Task brief:
Return the listing below verbatim. Pictures do not belong in the copy.

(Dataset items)
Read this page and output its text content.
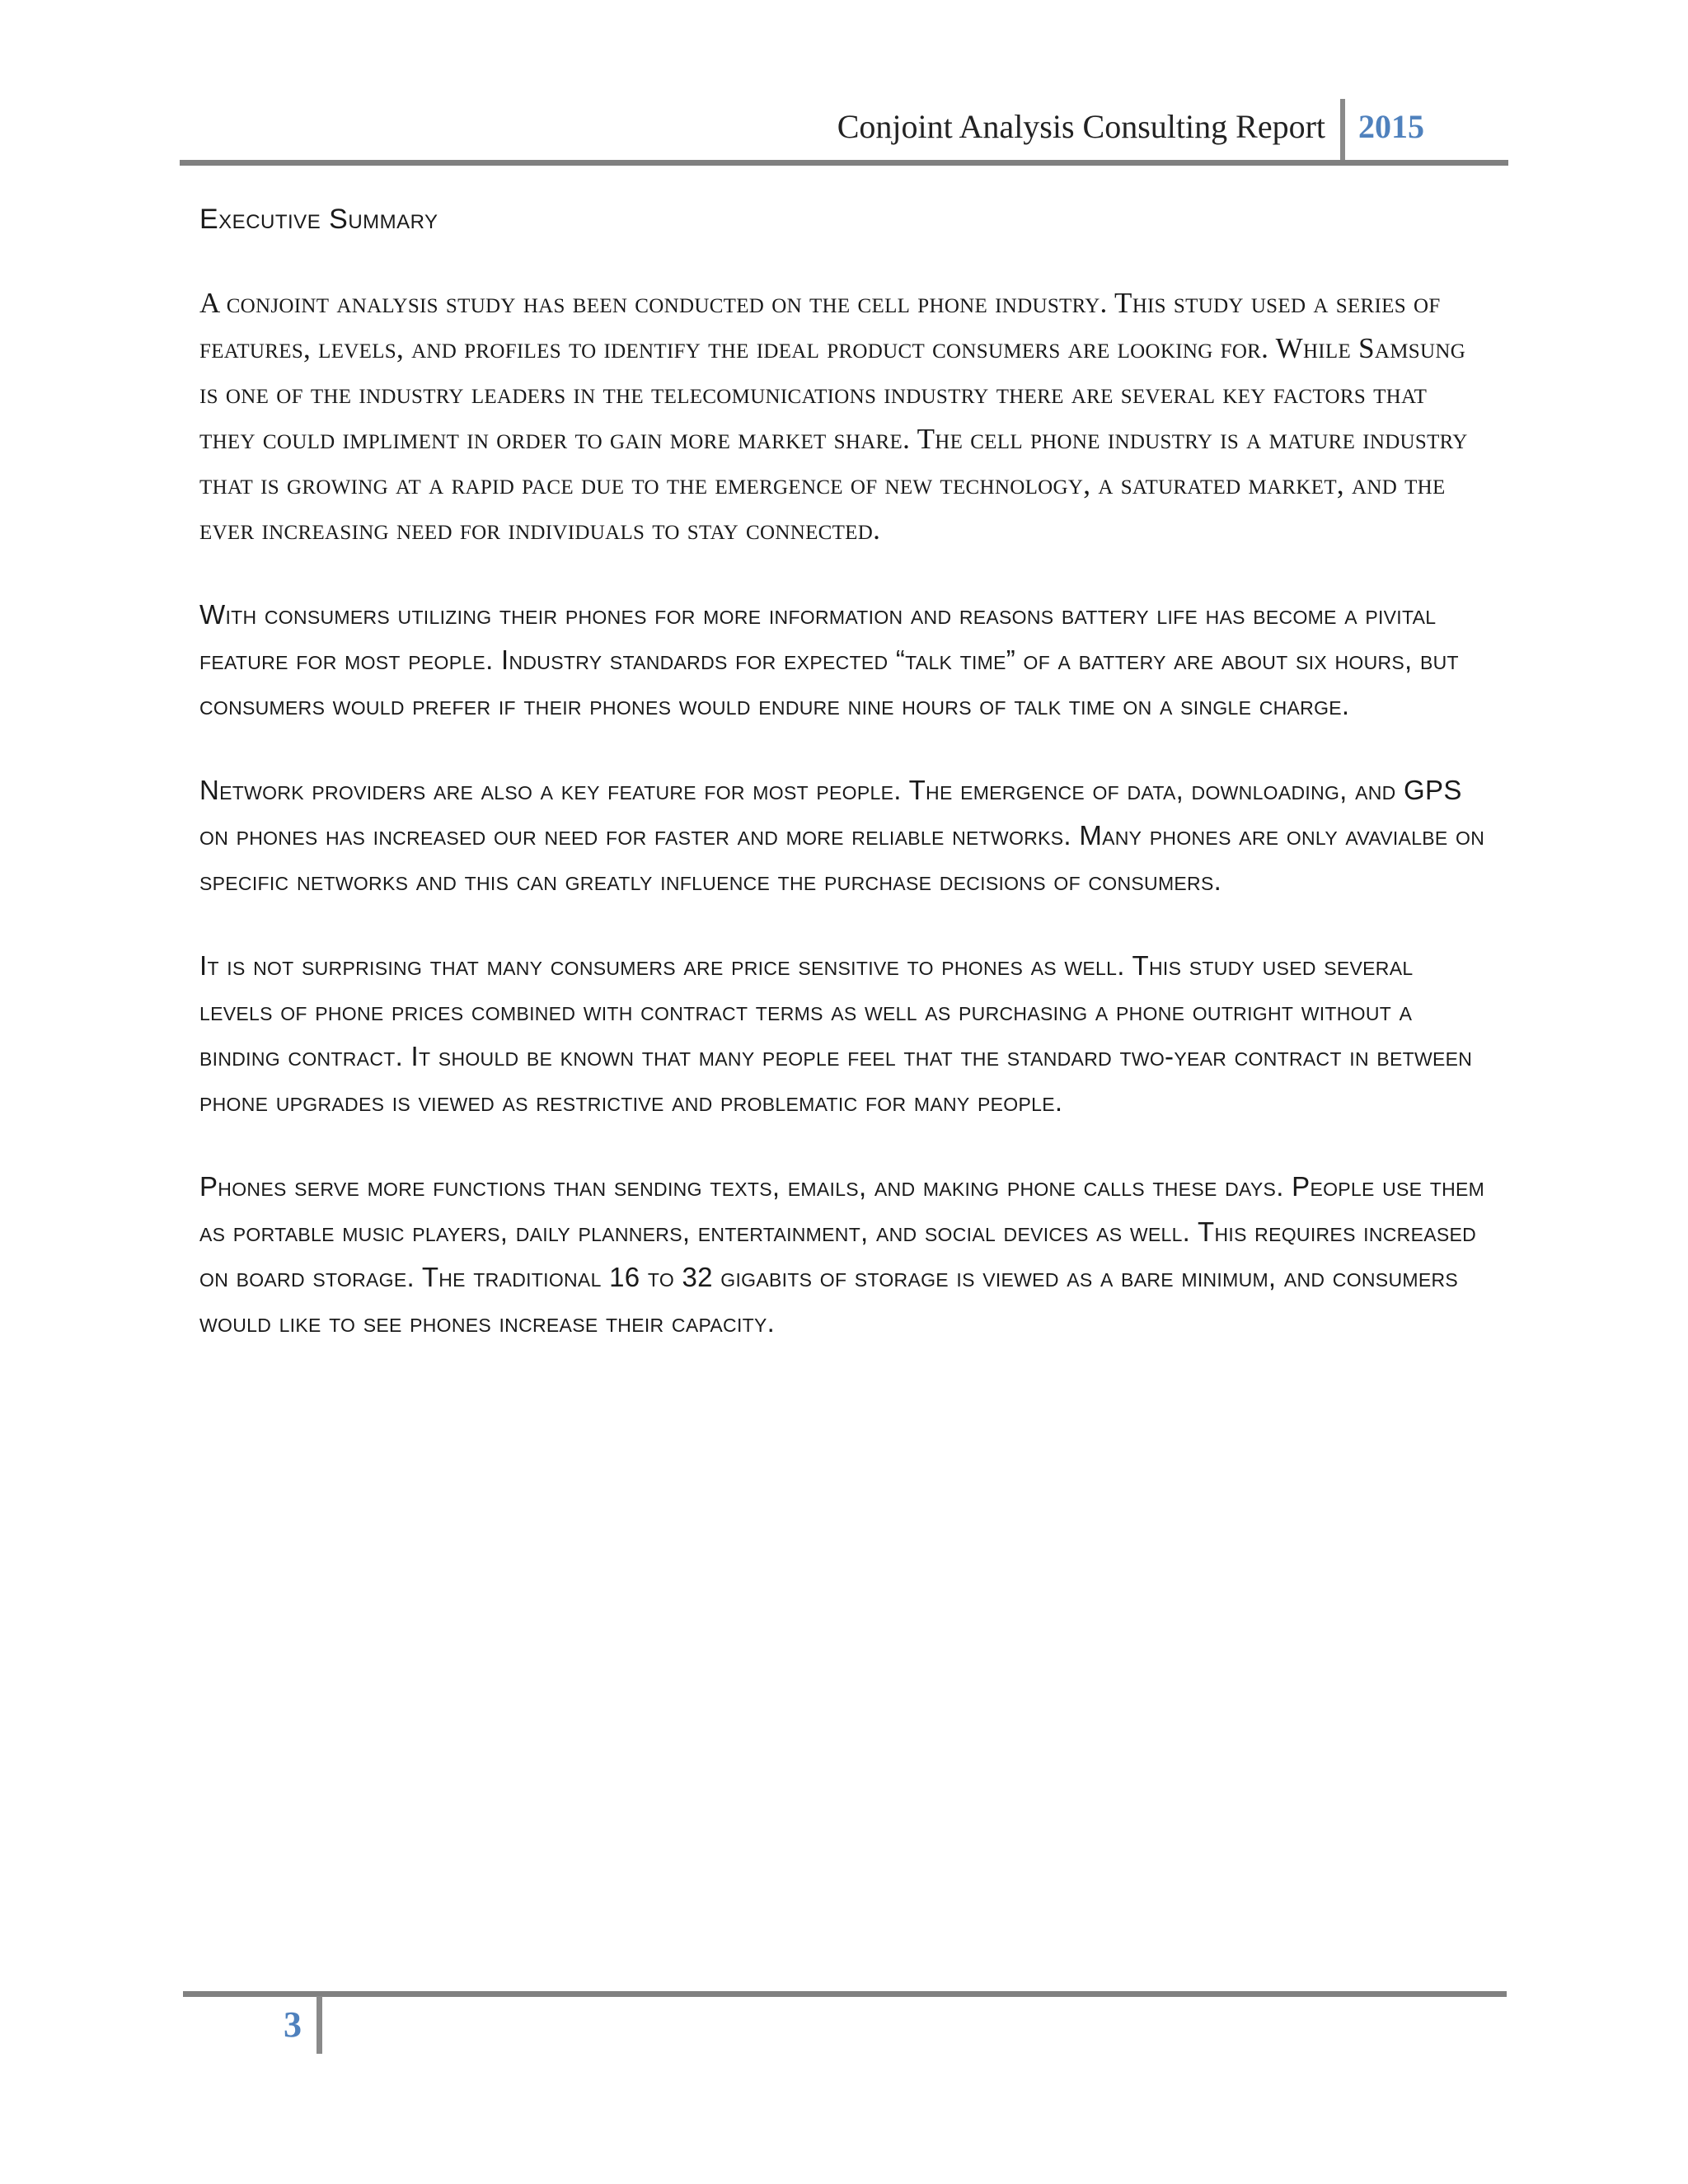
Conjoint Analysis Consulting Report 2015
Executive Summary

A conjoint analysis study has been conducted on the cell phone industry. This study used a series of features, levels, and profiles to identify the ideal product consumers are looking for. While Samsung is one of the industry leaders in the telecomunications industry there are several key factors that they could impliment in order to gain more market share. The cell phone industry is a mature industry that is growing at a rapid pace due to the emergence of new technology, a saturated market, and the ever increasing need for individuals to stay connected.

With consumers utilizing their phones for more information and reasons battery life has become a pivital feature for most people. Industry standards for expected “talk time” of a battery are about six hours, but consumers would prefer if their phones would endure nine hours of talk time on a single charge.

Network providers are also a key feature for most people. The emergence of data, downloading, and GPS on phones has increased our need for faster and more reliable networks. Many phones are only avavialbe on specific networks and this can greatly influence the purchase decisions of consumers.

It is not surprising that many consumers are price sensitive to phones as well. This study used several levels of phone prices combined with contract terms as well as purchasing a phone outright without a binding contract. It should be known that many people feel that the standard two-year contract in between phone upgrades is viewed as restrictive and problematic for many people.

Phones serve more functions than sending texts, emails, and making phone calls these days. People use them as portable music players, daily planners, entertainment, and social devices as well. This requires increased on board storage. The traditional 16 to 32 gigabits of storage is viewed as a bare minimum, and consumers would like to see phones increase their capacity.

3
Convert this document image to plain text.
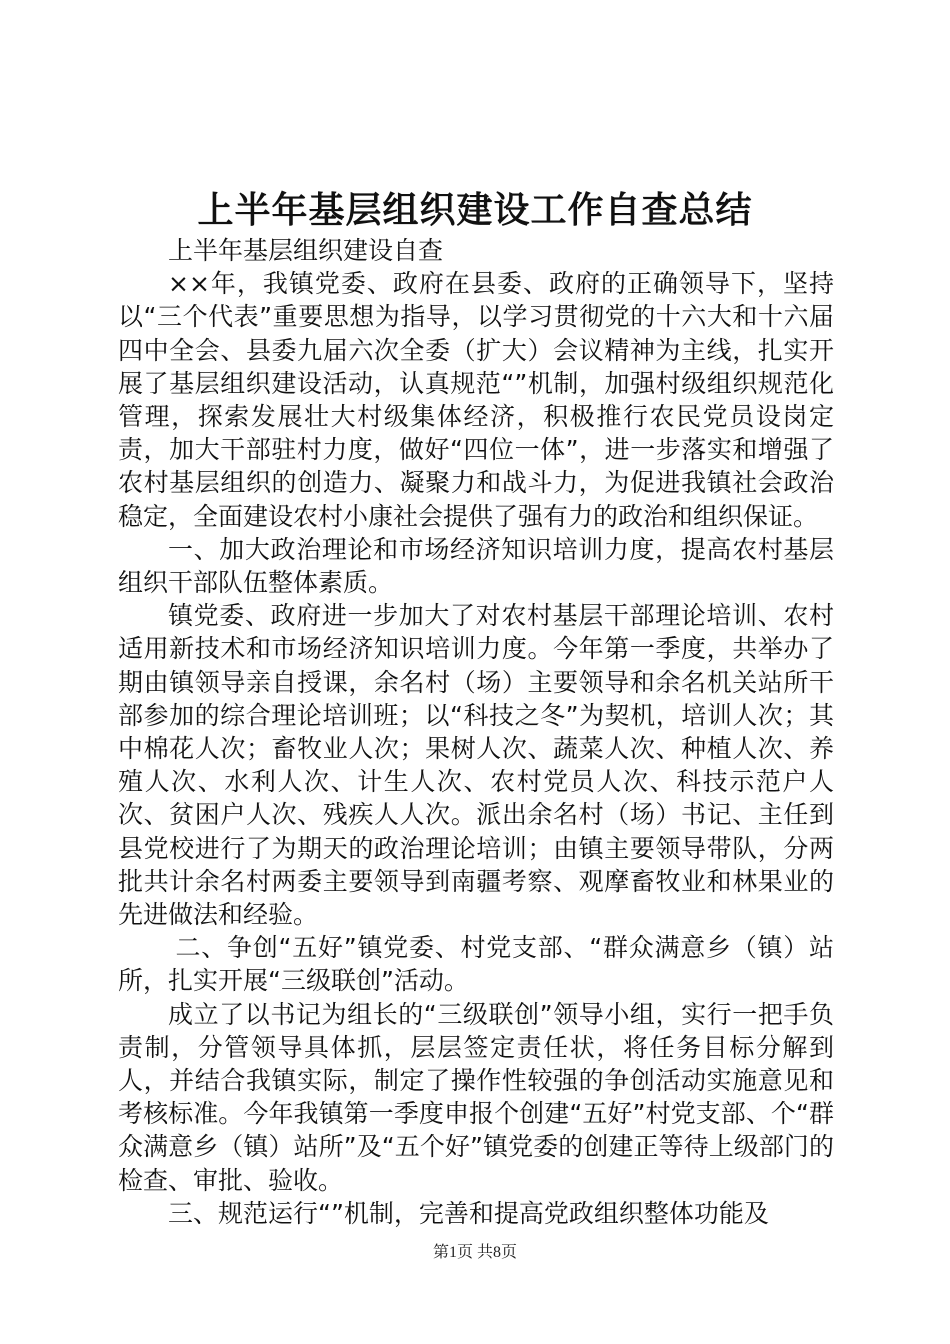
上半年基层组织建设工作自查总结

上半年基层组织建设自查

××年，我镇党委、政府在县委、政府的正确领导下，坚持以“三个代表”重要思想为指导，以学习贯彻党的十六大和十六届四中全会、县委九届六次全委（扩大）会议精神为主线，扎实开展了基层组织建设活动，认真规范“”机制，加强村级组织规范化管理，探索发展壮大村级集体经济，积极推行农民党员设岗定责，加大干部驻村力度，做好“四位一体”，进一步落实和增强了农村基层组织的创造力、凝聚力和战斗力，为促进我镇社会政治稳定，全面建设农村小康社会提供了强有力的政治和组织保证。

一、加大政治理论和市场经济知识培训力度，提高农村基层组织干部队伍整体素质。

镇党委、政府进一步加大了对农村基层干部理论培训、农村适用新技术和市场经济知识培训力度。今年第一季度，共举办了期由镇领导亲自授课，余名村（场）主要领导和余名机关站所干部参加的综合理论培训班；以“科技之冬”为契机，培训人次；其中棉花人次；畜牧业人次；果树人次、蔬菜人次、种植人次、养殖人次、水利人次、计生人次、农村党员人次、科技示范户人次、贫困户人次、残疾人人次。派出余名村（场）书记、主任到县党校进行了为期天的政治理论培训；由镇主要领导带队，分两批共计余名村两委主要领导到南疆考察、观摩畜牧业和林果业的先进做法和经验。

二、争创“五好”镇党委、村党支部、“群众满意乡（镇）站所，扎实开展“三级联创”活动。

成立了以书记为组长的“三级联创”领导小组，实行一把手负责制，分管领导具体抓，层层签定责任状，将任务目标分解到人，并结合我镇实际，制定了操作性较强的争创活动实施意见和考核标准。今年我镇第一季度申报个创建“五好”村党支部、个“群众满意乡（镇）站所”及“五个好”镇党委的创建正等待上级部门的检查、审批、验收。

三、规范运行“”机制，完善和提高党政组织整体功能及

第1页 共8页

The result:
Read this page and output its text content.
Conjoint Analysis Consulting Report 2015
Executive Summary

A conjoint analysis study has been conducted on the cell phone industry. This study used a series of features, levels, and profiles to identify the ideal product consumers are looking for. While Samsung is one of the industry leaders in the telecomunications industry there are several key factors that they could impliment in order to gain more market share. The cell phone industry is a mature industry that is growing at a rapid pace due to the emergence of new technology, a saturated market, and the ever increasing need for individuals to stay connected.

With consumers utilizing their phones for more information and reasons battery life has become a pivital feature for most people. Industry standards for expected “talk time” of a battery are about six hours, but consumers would prefer if their phones would endure nine hours of talk time on a single charge.

Network providers are also a key feature for most people. The emergence of data, downloading, and GPS on phones has increased our need for faster and more reliable networks. Many phones are only avavialbe on specific networks and this can greatly influence the purchase decisions of consumers.

It is not surprising that many consumers are price sensitive to phones as well. This study used several levels of phone prices combined with contract terms as well as purchasing a phone outright without a binding contract. It should be known that many people feel that the standard two-year contract in between phone upgrades is viewed as restrictive and problematic for many people.

Phones serve more functions than sending texts, emails, and making phone calls these days. People use them as portable music players, daily planners, entertainment, and social devices as well. This requires increased on board storage. The traditional 16 to 32 gigabits of storage is viewed as a bare minimum, and consumers would like to see phones increase their capacity.

3
Convert this document image to plain text.
上半年基层组织建设工作自查总结

上半年基层组织建设自查

××年，我镇党委、政府在县委、政府的正确领导下，坚持以“三个代表”重要思想为指导，以学习贯彻党的十六大和十六届四中全会、县委九届六次全委（扩大）会议精神为主线，扎实开展了基层组织建设活动，认真规范“”机制，加强村级组织规范化管理，探索发展壮大村级集体经济，积极推行农民党员设岗定责，加大干部驻村力度，做好“四位一体”，进一步落实和增强了农村基层组织的创造力、凝聚力和战斗力，为促进我镇社会政治稳定，全面建设农村小康社会提供了强有力的政治和组织保证。

一、加大政治理论和市场经济知识培训力度，提高农村基层组织干部队伍整体素质。

镇党委、政府进一步加大了对农村基层干部理论培训、农村适用新技术和市场经济知识培训力度。今年第一季度，共举办了期由镇领导亲自授课，余名村（场）主要领导和余名机关站所干部参加的综合理论培训班；以“科技之冬”为契机，培训人次；其中棉花人次；畜牧业人次；果树人次、蔬菜人次、种植人次、养殖人次、水利人次、计生人次、农村党员人次、科技示范户人次、贫困户人次、残疾人人次。派出余名村（场）书记、主任到县党校进行了为期天的政治理论培训；由镇主要领导带队，分两批共计余名村两委主要领导到南疆考察、观摩畜牧业和林果业的先进做法和经验。

二、争创“五好”镇党委、村党支部、“群众满意乡（镇）站所，扎实开展“三级联创”活动。

成立了以书记为组长的“三级联创”领导小组，实行一把手负责制，分管领导具体抓，层层签定责任状，将任务目标分解到人，并结合我镇实际，制定了操作性较强的争创活动实施意见和考核标准。今年我镇第一季度申报个创建“五好”村党支部、个“群众满意乡（镇）站所”及“五个好”镇党委的创建正等待上级部门的检查、审批、验收。

三、规范运行“”机制，完善和提高党政组织整体功能及

第1页 共8页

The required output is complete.